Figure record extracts
====

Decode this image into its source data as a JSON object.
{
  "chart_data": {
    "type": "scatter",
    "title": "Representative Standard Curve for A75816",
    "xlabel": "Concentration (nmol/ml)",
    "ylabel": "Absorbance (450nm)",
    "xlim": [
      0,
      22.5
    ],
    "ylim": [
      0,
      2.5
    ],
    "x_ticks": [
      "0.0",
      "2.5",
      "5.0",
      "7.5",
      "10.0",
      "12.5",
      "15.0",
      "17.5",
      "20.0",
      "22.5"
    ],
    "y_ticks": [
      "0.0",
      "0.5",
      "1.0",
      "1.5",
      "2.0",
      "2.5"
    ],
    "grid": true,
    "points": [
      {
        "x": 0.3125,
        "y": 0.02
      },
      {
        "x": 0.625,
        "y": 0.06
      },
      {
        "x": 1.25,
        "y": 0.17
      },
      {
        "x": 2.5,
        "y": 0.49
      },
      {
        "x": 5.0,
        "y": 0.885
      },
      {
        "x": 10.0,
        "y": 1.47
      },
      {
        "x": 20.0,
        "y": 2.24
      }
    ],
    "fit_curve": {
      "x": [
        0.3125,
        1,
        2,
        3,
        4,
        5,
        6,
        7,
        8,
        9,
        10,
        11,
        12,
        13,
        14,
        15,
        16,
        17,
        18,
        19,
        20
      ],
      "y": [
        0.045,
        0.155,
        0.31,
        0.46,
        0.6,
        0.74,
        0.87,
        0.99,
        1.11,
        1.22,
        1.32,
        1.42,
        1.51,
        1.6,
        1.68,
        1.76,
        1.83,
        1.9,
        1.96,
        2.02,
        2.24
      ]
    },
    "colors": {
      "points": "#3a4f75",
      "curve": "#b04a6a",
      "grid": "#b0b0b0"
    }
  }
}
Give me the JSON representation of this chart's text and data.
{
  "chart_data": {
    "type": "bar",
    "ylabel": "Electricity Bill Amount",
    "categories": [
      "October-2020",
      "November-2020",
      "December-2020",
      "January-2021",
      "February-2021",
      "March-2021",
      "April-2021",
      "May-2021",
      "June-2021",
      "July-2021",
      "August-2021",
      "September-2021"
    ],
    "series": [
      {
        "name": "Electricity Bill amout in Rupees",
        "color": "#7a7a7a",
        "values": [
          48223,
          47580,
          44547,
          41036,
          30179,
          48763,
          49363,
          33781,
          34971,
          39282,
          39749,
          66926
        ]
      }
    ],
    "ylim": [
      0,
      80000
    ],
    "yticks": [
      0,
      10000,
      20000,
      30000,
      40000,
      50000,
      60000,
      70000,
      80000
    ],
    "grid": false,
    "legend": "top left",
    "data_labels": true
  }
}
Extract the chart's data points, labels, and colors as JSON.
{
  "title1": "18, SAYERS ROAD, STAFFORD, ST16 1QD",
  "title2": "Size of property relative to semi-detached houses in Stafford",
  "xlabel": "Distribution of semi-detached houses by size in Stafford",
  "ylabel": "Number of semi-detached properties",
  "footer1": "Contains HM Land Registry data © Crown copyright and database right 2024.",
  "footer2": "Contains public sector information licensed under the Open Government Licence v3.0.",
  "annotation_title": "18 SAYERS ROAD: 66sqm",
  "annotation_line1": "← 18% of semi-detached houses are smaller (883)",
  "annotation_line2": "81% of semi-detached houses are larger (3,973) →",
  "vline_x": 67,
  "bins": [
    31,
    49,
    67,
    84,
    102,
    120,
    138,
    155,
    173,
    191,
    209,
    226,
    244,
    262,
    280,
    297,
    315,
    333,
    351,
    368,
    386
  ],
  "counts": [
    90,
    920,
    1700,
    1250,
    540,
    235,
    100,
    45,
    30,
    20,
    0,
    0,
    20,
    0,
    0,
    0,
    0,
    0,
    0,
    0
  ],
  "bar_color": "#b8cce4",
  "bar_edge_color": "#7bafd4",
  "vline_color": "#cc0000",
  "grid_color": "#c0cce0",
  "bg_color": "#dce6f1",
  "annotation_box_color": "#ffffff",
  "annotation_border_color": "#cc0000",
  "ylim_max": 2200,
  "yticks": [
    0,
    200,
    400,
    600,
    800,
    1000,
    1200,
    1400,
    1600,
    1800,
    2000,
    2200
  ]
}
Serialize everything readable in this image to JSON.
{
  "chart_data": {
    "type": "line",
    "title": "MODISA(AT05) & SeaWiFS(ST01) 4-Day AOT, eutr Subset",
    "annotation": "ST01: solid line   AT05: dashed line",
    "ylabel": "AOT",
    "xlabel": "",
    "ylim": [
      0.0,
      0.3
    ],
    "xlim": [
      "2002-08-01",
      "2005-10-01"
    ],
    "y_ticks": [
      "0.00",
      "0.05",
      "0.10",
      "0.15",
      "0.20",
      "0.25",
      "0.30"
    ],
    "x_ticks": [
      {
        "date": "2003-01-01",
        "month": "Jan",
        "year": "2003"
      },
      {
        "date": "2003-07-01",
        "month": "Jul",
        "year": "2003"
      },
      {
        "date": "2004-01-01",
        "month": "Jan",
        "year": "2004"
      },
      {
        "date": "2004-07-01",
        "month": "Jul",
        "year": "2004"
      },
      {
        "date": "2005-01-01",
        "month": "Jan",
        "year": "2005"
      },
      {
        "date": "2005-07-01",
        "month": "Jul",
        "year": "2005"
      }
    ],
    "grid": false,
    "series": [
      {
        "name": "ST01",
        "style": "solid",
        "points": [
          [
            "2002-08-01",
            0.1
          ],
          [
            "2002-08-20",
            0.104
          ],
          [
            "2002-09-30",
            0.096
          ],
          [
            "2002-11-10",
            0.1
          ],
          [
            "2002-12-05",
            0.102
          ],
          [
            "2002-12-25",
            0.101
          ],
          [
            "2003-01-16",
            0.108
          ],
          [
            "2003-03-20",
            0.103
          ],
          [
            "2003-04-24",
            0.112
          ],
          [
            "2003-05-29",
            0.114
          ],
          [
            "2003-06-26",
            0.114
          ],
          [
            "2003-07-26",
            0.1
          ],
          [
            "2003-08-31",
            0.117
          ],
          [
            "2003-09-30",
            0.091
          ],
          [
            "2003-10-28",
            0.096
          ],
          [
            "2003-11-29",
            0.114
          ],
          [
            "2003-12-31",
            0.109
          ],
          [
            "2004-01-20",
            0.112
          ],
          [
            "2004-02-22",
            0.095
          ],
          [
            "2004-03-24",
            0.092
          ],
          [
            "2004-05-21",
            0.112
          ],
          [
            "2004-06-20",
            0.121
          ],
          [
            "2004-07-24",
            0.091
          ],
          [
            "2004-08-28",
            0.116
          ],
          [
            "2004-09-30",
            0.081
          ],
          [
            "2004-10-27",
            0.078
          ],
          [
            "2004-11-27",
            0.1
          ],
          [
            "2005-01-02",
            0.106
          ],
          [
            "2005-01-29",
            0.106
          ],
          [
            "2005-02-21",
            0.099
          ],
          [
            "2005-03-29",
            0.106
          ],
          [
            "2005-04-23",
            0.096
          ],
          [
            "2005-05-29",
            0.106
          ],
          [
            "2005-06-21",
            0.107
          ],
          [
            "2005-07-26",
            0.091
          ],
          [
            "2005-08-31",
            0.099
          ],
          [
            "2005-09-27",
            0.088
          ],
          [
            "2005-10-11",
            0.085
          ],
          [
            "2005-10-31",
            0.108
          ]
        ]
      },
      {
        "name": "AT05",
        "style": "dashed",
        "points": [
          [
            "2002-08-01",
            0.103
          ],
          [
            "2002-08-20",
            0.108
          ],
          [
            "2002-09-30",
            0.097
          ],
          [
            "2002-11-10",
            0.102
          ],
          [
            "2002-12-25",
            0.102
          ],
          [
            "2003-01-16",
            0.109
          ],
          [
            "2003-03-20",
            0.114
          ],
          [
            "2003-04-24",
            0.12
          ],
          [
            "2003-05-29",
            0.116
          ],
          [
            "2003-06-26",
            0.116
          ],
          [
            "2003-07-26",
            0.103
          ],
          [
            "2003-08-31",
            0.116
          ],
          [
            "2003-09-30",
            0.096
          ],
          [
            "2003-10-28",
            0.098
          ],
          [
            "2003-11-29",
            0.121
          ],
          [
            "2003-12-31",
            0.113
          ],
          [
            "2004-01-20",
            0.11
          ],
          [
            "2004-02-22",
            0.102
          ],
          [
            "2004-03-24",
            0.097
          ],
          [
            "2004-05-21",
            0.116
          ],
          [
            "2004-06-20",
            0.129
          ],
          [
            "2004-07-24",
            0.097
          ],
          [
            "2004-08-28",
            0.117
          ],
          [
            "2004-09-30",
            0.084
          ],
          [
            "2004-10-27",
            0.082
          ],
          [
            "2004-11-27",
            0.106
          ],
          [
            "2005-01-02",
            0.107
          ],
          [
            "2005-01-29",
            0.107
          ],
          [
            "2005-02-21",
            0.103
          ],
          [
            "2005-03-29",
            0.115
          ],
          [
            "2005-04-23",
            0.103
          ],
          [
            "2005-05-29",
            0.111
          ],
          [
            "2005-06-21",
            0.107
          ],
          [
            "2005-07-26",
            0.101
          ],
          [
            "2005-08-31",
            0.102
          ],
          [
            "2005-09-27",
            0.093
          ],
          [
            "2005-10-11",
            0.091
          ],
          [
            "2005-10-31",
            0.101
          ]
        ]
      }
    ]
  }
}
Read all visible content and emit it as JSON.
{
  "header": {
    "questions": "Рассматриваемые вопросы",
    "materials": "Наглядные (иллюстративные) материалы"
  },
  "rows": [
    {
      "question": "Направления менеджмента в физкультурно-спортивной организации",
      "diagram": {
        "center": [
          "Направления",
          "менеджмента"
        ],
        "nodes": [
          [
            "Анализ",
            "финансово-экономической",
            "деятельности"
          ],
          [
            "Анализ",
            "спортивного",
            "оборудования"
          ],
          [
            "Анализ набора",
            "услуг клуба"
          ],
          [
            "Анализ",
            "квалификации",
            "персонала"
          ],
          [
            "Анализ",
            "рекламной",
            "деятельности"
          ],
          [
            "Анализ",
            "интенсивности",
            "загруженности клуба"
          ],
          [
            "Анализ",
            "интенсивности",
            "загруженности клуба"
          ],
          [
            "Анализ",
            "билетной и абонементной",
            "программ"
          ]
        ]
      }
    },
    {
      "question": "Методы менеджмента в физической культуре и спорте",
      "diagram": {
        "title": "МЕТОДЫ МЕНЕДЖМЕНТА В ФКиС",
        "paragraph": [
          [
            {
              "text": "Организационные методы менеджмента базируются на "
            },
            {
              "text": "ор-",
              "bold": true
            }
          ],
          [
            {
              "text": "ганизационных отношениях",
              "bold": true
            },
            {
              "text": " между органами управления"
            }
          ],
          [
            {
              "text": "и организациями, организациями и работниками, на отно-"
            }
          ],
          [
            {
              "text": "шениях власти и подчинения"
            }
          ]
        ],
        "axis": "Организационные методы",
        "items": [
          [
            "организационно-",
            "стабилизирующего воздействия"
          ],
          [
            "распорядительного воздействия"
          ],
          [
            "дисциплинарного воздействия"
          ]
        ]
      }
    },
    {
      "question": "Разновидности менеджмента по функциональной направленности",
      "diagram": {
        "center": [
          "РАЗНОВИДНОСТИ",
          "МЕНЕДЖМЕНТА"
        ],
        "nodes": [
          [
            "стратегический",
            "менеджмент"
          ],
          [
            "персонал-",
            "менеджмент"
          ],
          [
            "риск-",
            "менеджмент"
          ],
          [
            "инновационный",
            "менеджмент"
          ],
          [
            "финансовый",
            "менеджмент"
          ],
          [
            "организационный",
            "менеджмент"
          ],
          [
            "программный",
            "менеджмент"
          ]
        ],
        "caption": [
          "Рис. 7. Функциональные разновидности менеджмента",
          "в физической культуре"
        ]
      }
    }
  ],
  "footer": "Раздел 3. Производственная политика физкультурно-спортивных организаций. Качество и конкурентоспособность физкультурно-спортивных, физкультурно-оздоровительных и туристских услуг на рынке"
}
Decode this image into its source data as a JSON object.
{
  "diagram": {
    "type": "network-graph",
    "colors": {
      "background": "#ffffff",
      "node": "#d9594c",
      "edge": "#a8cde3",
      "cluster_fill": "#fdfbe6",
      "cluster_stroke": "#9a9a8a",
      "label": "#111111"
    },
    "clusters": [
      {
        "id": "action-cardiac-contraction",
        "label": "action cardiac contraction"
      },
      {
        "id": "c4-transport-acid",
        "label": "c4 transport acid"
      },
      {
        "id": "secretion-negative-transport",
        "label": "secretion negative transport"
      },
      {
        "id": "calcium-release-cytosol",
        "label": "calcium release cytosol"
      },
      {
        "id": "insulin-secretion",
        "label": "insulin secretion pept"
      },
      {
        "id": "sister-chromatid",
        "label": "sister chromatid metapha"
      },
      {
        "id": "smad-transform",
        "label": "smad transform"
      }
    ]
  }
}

====

PROMPT: Choose all lines containing the string "Bill" and copy them out.

CORRECT RESPONSE:
    "ylabel": "Electricity Bill Amount",
        "name": "Electricity Bill amout in Rupees",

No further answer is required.